### What you have to do
Will you output all of the data below exactly, omitting the images?

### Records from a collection
'''

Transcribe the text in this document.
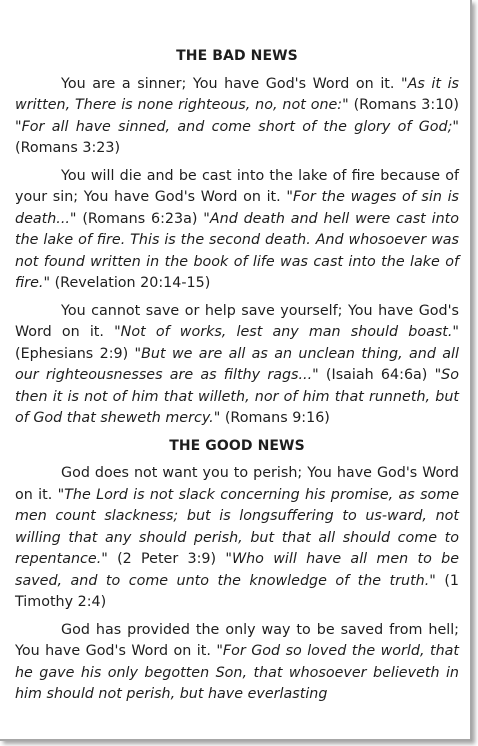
THE BAD NEWS

You are a sinner; You have God's Word on it. "As it is written, There is none righteous, no, not one:" (Romans 3:10) "For all have sinned, and come short of the glory of God;" (Romans 3:23)

You will die and be cast into the lake of fire because of your sin; You have God's Word on it. "For the wages of sin is death..." (Romans 6:23a) "And death and hell were cast into the lake of fire. This is the second death. And whosoever was not found written in the book of life was cast into the lake of fire." (Revelation 20:14-15)

You cannot save or help save yourself; You have God's Word on it. "Not of works, lest any man should boast." (Ephesians 2:9) "But we are all as an unclean thing, and all our righteousnesses are as filthy rags..." (Isaiah 64:6a) "So then it is not of him that willeth, nor of him that runneth, but of God that sheweth mercy." (Romans 9:16)

THE GOOD NEWS

God does not want you to perish; You have God's Word on it. "The Lord is not slack concerning his promise, as some men count slackness; but is longsuffering to us-ward, not willing that any should perish, but that all should come to repentance." (2 Peter 3:9) "Who will have all men to be saved, and to come unto the knowledge of the truth." (1 Timothy 2:4)

God has provided the only way to be saved from hell; You have God's Word on it. "For God so loved the world, that he gave his only begotten Son, that whosoever believeth in him should not perish, but have everlasting
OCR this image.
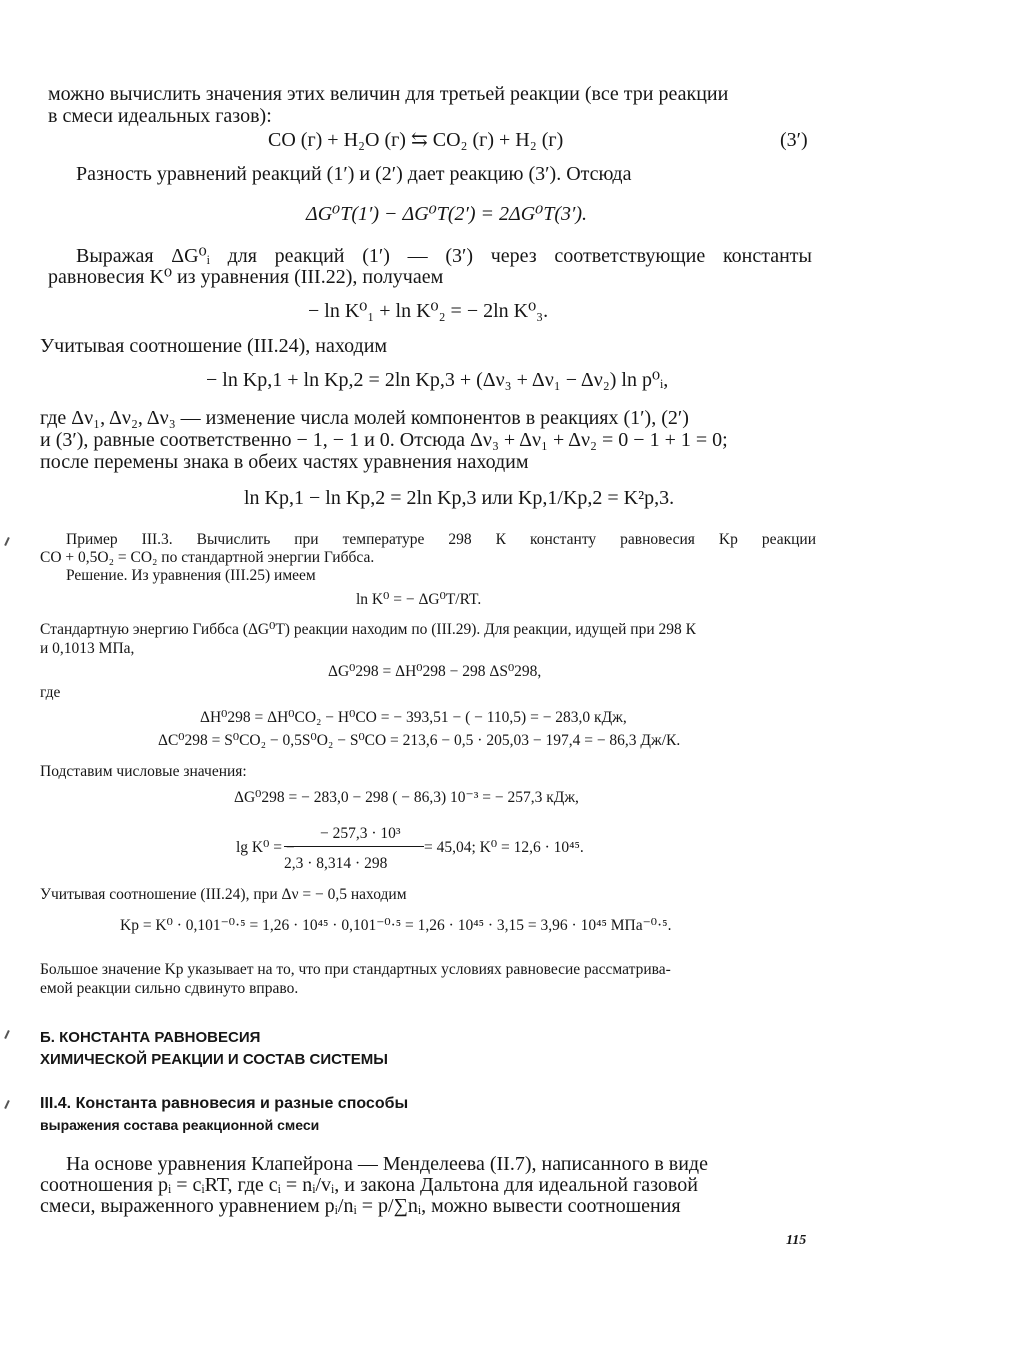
можно вычислить значения этих величин для третьей реакции (все три реакции
в смеси идеальных газов):
CO (г) + H₂O (г) ⇆ CO₂ (г) + H₂ (г)	(3′)
Разность уравнений реакций (1′) и (2′) дает реакцию (3′). Отсюда
ΔG⁰T(1′) − ΔG⁰T(2′) = 2ΔG⁰T(3′).
Выражая ΔG⁰ᵢ для реакций (1′) — (3′) через соответствующие константы
равновесия K⁰ из уравнения (III.22), получаем
− ln K⁰₁ + ln K⁰₂ = − 2ln K⁰₃.
Учитывая соотношение (III.24), находим
− ln Kp,1 + ln Kp,2 = 2ln Kp,3 + (Δν₃ + Δν₁ − Δν₂) ln p⁰ᵢ,
где Δν₁, Δν₂, Δν₃ — изменение числа молей компонентов в реакциях (1′), (2′)
и (3′), равные соответственно − 1, − 1 и 0. Отсюда Δν₃ + Δν₁ + Δν₂ = 0 − 1 + 1 = 0;
после перемены знака в обеих частях уравнения находим
ln Kp,1 − ln Kp,2 = 2ln Kp,3 или Kp,1/Kp,2 = K²p,3.
Пример III.3. Вычислить при температуре 298 К константу равновесия Kp реакции
CO + 0,5O₂ = CO₂ по стандартной энергии Гиббса.
Решение. Из уравнения (III.25) имеем
ln K⁰ = − ΔG⁰T/RT.
Стандартную энергию Гиббса (ΔG⁰T) реакции находим по (III.29). Для реакции, идущей при 298 К
и 0,1013 МПа,
ΔG⁰298 = ΔH⁰298 − 298 ΔS⁰298,
где
ΔH⁰298 = ΔH⁰CO₂ − H⁰CO = − 393,51 − ( − 110,5) = − 283,0 кДж,
ΔC⁰298 = S⁰CO₂ − 0,5S⁰O₂ − S⁰CO = 213,6 − 0,5 · 205,03 − 197,4 = − 86,3 Дж/К.
Подставим числовые значения:
ΔG⁰298 = − 283,0 − 298 ( − 86,3) 10⁻³ = − 257,3 кДж,
− 257,3 · 10³
lg K⁰ = −
2,3 · 8,314 · 298
= 45,04; K⁰ = 12,6 · 10⁴⁵.
Учитывая соотношение (III.24), при Δν = − 0,5 находим
Kp = K⁰ · 0,101⁻⁰·⁵ = 1,26 · 10⁴⁵ · 0,101⁻⁰·⁵ = 1,26 · 10⁴⁵ · 3,15 = 3,96 · 10⁴⁵ МПа⁻⁰·⁵.
Большое значение Kp указывает на то, что при стандартных условиях равновесие рассматрива-
емой реакции сильно сдвинуто вправо.
Б. КОНСТАНТА РАВНОВЕСИЯ
ХИМИЧЕСКОЙ РЕАКЦИИ И СОСТАВ СИСТЕМЫ
III.4. Константа равновесия и разные способы
выражения состава реакционной смеси
На основе уравнения Клапейрона — Менделеева (II.7), написанного в виде
соотношения pᵢ = cᵢRT, где cᵢ = nᵢ/vᵢ, и закона Дальтона для идеальной газовой
смеси, выраженного уравнением pᵢ/nᵢ = p/∑nᵢ, можно вывести соотношения
115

'''

### Task output
Transcribe the text in this document.
THE BAD NEWS

You are a sinner; You have God's Word on it. "As it is written, There is none righteous, no, not one:" (Romans 3:10) "For all have sinned, and come short of the glory of God;" (Romans 3:23)

You will die and be cast into the lake of fire because of your sin; You have God's Word on it. "For the wages of sin is death..." (Romans 6:23a) "And death and hell were cast into the lake of fire. This is the second death. And whosoever was not found written in the book of life was cast into the lake of fire." (Revelation 20:14-15)

You cannot save or help save yourself; You have God's Word on it. "Not of works, lest any man should boast." (Ephesians 2:9) "But we are all as an unclean thing, and all our righteousnesses are as filthy rags..." (Isaiah 64:6a) "So then it is not of him that willeth, nor of him that runneth, but of God that sheweth mercy." (Romans 9:16)

THE GOOD NEWS

God does not want you to perish; You have God's Word on it. "The Lord is not slack concerning his promise, as some men count slackness; but is longsuffering to us-ward, not willing that any should perish, but that all should come to repentance." (2 Peter 3:9) "Who will have all men to be saved, and to come unto the knowledge of the truth." (1 Timothy 2:4)

God has provided the only way to be saved from hell; You have God's Word on it. "For God so loved the world, that he gave his only begotten Son, that whosoever believeth in him should not perish, but have everlasting
OCR this image.
можно вычислить значения этих величин для третьей реакции (все три реакции
в смеси идеальных газов):
CO (г) + H₂O (г) ⇆ CO₂ (г) + H₂ (г)	(3′)
Разность уравнений реакций (1′) и (2′) дает реакцию (3′). Отсюда
ΔG⁰T(1′) − ΔG⁰T(2′) = 2ΔG⁰T(3′).
Выражая ΔG⁰ᵢ для реакций (1′) — (3′) через соответствующие константы
равновесия K⁰ из уравнения (III.22), получаем
− ln K⁰₁ + ln K⁰₂ = − 2ln K⁰₃.
Учитывая соотношение (III.24), находим
− ln Kp,1 + ln Kp,2 = 2ln Kp,3 + (Δν₃ + Δν₁ − Δν₂) ln p⁰ᵢ,
где Δν₁, Δν₂, Δν₃ — изменение числа молей компонентов в реакциях (1′), (2′)
и (3′), равные соответственно − 1, − 1 и 0. Отсюда Δν₃ + Δν₁ + Δν₂ = 0 − 1 + 1 = 0;
после перемены знака в обеих частях уравнения находим
ln Kp,1 − ln Kp,2 = 2ln Kp,3 или Kp,1/Kp,2 = K²p,3.
Пример III.3. Вычислить при температуре 298 К константу равновесия Kp реакции
CO + 0,5O₂ = CO₂ по стандартной энергии Гиббса.
Решение. Из уравнения (III.25) имеем
ln K⁰ = − ΔG⁰T/RT.
Стандартную энергию Гиббса (ΔG⁰T) реакции находим по (III.29). Для реакции, идущей при 298 К
и 0,1013 МПа,
ΔG⁰298 = ΔH⁰298 − 298 ΔS⁰298,
где
ΔH⁰298 = ΔH⁰CO₂ − H⁰CO = − 393,51 − ( − 110,5) = − 283,0 кДж,
ΔC⁰298 = S⁰CO₂ − 0,5S⁰O₂ − S⁰CO = 213,6 − 0,5 · 205,03 − 197,4 = − 86,3 Дж/К.
Подставим числовые значения:
ΔG⁰298 = − 283,0 − 298 ( − 86,3) 10⁻³ = − 257,3 кДж,
− 257,3 · 10³
lg K⁰ = −
2,3 · 8,314 · 298
= 45,04; K⁰ = 12,6 · 10⁴⁵.
Учитывая соотношение (III.24), при Δν = − 0,5 находим
Kp = K⁰ · 0,101⁻⁰·⁵ = 1,26 · 10⁴⁵ · 0,101⁻⁰·⁵ = 1,26 · 10⁴⁵ · 3,15 = 3,96 · 10⁴⁵ МПа⁻⁰·⁵.
Большое значение Kp указывает на то, что при стандартных условиях равновесие рассматрива-
емой реакции сильно сдвинуто вправо.
Б. КОНСТАНТА РАВНОВЕСИЯ
ХИМИЧЕСКОЙ РЕАКЦИИ И СОСТАВ СИСТЕМЫ
III.4. Константа равновесия и разные способы
выражения состава реакционной смеси
На основе уравнения Клапейрона — Менделеева (II.7), написанного в виде
соотношения pᵢ = cᵢRT, где cᵢ = nᵢ/vᵢ, и закона Дальтона для идеальной газовой
смеси, выраженного уравнением pᵢ/nᵢ = p/∑nᵢ, можно вывести соотношения
115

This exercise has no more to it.